▶ [ÉNONCÉ DU PROBLÈME 1]:
D'après le texte fourni, quelle campagne de sensibilisation de Police Scotland est citée en exemple ?
▶ [ÉNONCÉ DU PROBLÈME 2]:
Reproduisez le passage du texte fourni compris entre « 11. La proposition » et « aux initiatives parlementaires. », ces mots inclus.

▶ [TEXTE FOURNI]:
■ ■ ■ ■ ■

11. La proposition de résolution à l’origine de ce rapport souligne
que l’Assemblée devrait examiner les différentes approches nationales
visant à engager les hommes et les garçons dans la promotion de
l’égalité des genres et des droits des femmes, afin de prévenir
toutes les formes de violence. J’ai essayé d’identifier et de promouvoir
les initiatives inspirantes et les bonnes pratiques sur ce sujet,
en accordant une attention particulière aux initiatives parlementaires.
Je me suis intéressée aux campagnes de sensibilisation, telles que la
campagne «Don’t be that guy»
de
Police Scotland. Cette campagne appelle les hommes à se demander mutuellement
des comptes et à prévenir les abus. Elle présente des situations
concrètes et ce que les hommes peuvent faire.
12. La proposition de résolution insiste également sur le fait
que les parlementaires hommes devraient montrer l’exemple à cet
égard. Les hommes occupant des postes de premier plan dans le domaine
de la politique, du sport, de la culture, des médias et de la police
devraient s’exprimer
. Cela m’a conduite à organiser
des réunions bilatérales avec les responsables des groupes politiques
à l’Assemblée et avec les hommes présidant des commissions.
13. J’ai essayé, dans ce rapport, de souligner l’importance du
rôle joué par les témoins dans la contestation des comportements
répréhensibles
.
14. J’ai échangé avec différents interlocuteurs et interlocutrices
sur la façon de surmonter les réticences des hommes à s’engager
sur ce sujet. Comment pouvons-nous faire en sorte que la prévention
de la violence fondée sur le genre compte pour les hommes? L’objectif
de ce rapport est de contribuer à sensibiliser à la responsabilité
des hommes et des garçons dans la lutte contre la violence fondée
sur le genre et à promouvoir des outils concrets visant à les encourager
à s’engager sur cette question.
15. Après le scandale concernant des comportements sexuels abusifs
de membres du jury et de membres du groupe de l’émission Voice of
Holland, un débat de plusieurs semaines a eu lieu aux Pays-Bas sur
la responsabilité des employeurs et des entreprises du secteur du
divertissement et d’autres secteurs de fournir un environnement
de travail sûr
.

■ ■ ■ ■ ■

▶ [SECTION DES DONNÉES]:
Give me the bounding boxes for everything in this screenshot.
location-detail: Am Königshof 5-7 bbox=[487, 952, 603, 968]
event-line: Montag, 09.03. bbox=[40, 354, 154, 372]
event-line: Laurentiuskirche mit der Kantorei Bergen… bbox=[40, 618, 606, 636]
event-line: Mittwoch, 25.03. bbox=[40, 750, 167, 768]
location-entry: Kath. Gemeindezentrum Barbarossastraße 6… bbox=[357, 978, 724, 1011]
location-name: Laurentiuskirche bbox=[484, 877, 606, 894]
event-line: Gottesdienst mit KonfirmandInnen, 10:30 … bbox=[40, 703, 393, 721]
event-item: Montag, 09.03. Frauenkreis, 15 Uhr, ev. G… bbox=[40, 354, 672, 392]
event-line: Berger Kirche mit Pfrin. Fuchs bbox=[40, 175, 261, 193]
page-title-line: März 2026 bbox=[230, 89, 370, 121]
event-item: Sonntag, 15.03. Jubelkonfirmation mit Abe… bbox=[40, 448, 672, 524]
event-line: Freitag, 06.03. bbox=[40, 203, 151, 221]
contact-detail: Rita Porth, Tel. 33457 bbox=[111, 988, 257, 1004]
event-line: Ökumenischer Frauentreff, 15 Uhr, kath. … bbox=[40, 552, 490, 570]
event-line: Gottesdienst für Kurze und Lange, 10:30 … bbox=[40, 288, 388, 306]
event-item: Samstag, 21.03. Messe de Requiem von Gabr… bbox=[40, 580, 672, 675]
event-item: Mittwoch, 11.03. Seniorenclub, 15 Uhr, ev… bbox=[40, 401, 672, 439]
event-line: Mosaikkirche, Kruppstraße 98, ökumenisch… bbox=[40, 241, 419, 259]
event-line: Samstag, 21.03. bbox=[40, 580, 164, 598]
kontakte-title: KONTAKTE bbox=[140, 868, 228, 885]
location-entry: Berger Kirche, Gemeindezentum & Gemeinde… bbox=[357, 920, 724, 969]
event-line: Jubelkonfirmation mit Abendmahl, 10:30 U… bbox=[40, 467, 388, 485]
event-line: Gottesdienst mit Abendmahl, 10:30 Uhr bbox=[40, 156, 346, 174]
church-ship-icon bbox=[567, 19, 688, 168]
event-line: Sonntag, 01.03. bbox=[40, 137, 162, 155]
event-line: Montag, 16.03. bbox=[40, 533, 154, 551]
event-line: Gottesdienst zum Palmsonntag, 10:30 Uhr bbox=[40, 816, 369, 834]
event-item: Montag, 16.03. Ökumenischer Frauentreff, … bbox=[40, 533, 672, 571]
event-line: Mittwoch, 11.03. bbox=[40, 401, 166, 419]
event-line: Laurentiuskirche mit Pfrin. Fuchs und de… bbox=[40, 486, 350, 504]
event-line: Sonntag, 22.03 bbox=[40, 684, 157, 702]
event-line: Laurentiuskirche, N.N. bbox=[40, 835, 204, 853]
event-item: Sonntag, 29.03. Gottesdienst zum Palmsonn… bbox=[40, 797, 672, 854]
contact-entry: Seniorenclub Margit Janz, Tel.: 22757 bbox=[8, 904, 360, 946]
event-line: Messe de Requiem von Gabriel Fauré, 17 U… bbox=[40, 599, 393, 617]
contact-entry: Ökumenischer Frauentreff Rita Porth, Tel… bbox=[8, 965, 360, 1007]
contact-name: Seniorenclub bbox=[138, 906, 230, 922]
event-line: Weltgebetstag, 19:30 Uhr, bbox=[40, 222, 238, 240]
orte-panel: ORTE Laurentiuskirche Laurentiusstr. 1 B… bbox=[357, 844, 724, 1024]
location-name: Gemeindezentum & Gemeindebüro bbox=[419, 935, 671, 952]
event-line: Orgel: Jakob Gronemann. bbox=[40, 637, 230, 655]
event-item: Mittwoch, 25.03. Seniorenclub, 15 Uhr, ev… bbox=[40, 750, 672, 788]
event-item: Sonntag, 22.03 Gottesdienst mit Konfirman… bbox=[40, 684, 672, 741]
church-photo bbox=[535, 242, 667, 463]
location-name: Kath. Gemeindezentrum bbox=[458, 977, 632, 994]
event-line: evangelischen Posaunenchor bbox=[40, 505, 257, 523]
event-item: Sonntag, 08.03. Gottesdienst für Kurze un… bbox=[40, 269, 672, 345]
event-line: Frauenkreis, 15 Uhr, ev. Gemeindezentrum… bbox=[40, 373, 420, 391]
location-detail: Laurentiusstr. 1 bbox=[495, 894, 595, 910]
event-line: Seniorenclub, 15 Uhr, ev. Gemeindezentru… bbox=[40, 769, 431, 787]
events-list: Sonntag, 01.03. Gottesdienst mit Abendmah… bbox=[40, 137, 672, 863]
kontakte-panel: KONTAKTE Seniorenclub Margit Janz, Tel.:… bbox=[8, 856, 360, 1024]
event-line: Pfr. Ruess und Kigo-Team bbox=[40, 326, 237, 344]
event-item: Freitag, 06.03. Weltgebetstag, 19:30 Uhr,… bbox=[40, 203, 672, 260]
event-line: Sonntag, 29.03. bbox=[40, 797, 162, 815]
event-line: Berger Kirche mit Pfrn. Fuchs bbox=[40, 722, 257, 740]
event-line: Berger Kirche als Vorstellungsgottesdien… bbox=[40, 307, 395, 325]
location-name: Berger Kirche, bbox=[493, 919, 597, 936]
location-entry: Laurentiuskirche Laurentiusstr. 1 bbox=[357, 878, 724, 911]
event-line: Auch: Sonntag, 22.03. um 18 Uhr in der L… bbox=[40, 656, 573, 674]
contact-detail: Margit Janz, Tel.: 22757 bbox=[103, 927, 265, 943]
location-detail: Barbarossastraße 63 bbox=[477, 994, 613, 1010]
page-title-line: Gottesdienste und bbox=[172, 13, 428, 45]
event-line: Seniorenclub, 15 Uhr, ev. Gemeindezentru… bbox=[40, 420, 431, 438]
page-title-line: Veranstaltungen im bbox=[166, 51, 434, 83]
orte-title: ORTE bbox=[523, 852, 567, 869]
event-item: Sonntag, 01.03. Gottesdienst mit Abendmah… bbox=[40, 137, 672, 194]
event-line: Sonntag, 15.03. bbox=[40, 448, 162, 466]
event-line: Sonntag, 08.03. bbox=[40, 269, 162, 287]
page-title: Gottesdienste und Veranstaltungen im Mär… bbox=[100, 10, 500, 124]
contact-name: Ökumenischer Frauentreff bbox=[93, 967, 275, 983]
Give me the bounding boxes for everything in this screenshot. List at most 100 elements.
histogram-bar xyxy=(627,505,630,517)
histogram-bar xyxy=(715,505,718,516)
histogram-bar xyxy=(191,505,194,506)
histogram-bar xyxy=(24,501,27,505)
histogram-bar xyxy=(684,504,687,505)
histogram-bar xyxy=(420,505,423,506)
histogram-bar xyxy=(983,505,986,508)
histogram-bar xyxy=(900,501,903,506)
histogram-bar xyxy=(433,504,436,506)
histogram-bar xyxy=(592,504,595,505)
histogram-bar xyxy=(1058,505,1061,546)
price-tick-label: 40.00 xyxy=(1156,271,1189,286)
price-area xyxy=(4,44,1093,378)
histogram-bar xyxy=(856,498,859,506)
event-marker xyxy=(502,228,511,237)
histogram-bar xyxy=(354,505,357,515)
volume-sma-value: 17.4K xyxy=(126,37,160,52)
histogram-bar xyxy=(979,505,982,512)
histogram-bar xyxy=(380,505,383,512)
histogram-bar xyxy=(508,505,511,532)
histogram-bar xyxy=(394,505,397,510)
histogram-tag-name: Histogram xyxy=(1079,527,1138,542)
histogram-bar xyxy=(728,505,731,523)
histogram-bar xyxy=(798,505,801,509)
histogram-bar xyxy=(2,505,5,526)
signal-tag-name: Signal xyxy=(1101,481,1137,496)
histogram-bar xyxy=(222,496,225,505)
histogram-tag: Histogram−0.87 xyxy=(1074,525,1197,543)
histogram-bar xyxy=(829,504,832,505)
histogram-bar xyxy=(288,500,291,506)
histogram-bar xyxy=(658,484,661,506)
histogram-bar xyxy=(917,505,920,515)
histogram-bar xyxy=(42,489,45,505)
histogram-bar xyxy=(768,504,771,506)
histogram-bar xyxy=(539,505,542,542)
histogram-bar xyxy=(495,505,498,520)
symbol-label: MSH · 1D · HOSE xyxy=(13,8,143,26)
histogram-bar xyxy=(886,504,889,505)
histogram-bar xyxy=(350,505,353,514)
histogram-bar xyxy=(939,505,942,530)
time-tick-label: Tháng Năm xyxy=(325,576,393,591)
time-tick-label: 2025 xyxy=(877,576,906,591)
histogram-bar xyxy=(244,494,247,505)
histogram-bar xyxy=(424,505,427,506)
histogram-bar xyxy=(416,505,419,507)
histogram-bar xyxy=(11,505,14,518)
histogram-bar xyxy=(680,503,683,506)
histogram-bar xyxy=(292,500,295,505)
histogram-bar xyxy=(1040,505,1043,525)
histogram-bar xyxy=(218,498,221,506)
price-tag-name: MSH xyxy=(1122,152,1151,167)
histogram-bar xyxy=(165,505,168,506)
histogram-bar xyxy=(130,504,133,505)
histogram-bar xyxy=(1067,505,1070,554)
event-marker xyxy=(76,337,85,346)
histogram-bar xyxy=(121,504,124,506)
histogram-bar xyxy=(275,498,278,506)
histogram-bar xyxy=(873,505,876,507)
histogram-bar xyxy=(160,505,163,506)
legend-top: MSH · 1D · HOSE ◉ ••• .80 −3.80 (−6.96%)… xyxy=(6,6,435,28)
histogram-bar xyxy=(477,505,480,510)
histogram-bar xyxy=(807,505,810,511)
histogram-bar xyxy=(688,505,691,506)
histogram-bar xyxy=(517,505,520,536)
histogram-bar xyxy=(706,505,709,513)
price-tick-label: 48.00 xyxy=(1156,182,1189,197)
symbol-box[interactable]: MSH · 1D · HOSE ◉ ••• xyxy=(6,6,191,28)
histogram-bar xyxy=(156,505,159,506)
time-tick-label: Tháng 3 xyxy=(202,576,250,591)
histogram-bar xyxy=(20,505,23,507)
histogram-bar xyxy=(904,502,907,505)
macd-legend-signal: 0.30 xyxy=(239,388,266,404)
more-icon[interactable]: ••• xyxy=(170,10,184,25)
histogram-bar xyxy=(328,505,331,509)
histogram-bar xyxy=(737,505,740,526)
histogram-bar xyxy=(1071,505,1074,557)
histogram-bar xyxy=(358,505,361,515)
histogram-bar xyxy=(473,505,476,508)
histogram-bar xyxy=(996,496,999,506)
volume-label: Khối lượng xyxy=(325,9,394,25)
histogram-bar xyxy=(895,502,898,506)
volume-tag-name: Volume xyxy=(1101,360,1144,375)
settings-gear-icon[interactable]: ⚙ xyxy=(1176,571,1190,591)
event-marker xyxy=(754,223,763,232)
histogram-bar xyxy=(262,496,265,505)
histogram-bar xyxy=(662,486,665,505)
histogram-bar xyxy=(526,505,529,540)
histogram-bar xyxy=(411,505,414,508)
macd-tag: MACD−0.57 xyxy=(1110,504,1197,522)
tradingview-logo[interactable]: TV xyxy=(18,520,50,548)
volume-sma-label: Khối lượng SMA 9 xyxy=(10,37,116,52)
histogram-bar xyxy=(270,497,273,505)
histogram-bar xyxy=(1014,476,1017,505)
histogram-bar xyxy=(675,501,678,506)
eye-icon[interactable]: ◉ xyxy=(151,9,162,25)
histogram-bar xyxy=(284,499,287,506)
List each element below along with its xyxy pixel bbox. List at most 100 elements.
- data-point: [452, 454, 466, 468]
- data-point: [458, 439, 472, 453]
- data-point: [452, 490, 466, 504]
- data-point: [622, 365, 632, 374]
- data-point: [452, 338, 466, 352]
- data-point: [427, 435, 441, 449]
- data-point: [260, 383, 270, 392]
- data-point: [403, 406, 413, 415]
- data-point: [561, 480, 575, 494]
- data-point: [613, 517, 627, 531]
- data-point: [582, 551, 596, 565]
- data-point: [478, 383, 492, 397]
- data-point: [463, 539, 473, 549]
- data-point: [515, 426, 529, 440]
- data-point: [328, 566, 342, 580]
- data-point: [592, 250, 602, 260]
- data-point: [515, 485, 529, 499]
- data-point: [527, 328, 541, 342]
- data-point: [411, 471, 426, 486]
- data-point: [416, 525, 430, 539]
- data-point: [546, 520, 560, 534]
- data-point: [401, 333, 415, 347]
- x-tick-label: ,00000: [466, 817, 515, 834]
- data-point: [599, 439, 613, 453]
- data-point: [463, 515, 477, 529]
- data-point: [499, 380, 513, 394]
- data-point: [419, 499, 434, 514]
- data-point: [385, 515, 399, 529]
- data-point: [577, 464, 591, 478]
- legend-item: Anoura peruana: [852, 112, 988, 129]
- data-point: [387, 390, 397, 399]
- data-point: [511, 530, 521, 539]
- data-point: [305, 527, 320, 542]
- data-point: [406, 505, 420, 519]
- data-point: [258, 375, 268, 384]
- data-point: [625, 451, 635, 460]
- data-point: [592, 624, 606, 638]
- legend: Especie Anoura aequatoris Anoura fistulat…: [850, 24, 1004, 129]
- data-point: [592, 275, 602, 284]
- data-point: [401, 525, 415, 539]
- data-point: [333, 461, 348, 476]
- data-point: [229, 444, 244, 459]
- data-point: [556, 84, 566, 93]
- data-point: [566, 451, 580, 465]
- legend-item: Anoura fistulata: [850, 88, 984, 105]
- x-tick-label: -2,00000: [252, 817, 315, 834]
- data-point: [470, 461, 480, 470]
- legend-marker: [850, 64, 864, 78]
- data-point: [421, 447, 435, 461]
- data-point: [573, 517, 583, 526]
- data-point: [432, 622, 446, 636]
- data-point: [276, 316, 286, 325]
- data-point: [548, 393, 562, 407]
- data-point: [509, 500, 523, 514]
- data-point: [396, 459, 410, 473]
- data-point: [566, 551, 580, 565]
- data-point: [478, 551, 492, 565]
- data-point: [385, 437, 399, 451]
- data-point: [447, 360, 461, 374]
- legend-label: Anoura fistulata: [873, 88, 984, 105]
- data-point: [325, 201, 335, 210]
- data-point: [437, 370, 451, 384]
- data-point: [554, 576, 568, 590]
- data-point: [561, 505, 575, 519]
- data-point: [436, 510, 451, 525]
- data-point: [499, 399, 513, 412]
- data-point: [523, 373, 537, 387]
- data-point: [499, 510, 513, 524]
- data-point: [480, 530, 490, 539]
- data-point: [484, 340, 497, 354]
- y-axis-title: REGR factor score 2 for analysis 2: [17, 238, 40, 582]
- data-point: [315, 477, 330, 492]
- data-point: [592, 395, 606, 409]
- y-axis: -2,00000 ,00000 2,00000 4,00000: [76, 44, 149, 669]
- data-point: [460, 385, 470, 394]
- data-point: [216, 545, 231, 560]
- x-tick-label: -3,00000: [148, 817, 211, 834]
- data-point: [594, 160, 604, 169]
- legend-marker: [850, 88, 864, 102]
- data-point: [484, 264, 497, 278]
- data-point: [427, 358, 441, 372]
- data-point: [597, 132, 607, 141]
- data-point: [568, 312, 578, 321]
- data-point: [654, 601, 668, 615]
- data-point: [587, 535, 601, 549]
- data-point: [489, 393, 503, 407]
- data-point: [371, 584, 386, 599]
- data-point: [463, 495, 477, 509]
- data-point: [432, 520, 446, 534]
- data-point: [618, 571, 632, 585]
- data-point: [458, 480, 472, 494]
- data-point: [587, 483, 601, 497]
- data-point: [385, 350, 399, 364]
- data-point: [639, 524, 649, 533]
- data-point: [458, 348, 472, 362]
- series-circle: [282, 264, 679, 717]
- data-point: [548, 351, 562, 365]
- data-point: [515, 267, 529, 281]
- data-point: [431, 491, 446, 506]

■ ■ ■ ■ ■

▶ [RÉSULTAT FINAL 1]:
La campagne «Don’t be that guy».

▶ [RÉSULTAT FINAL 2]:
11. La proposition de résolution à l’origine de ce rapport souligne
que l’Assemblée devrait examiner les différentes approches nationales
visant à engager les hommes et les garçons dans la promotion de
l’égalité des genres et des droits des femmes, afin de prévenir
toutes les formes de violence. J’ai essayé d’identifier et de promouvoir
les initiatives inspirantes et les bonnes pratiques sur ce sujet,
en accordant une attention particulière aux initiatives parlementaires.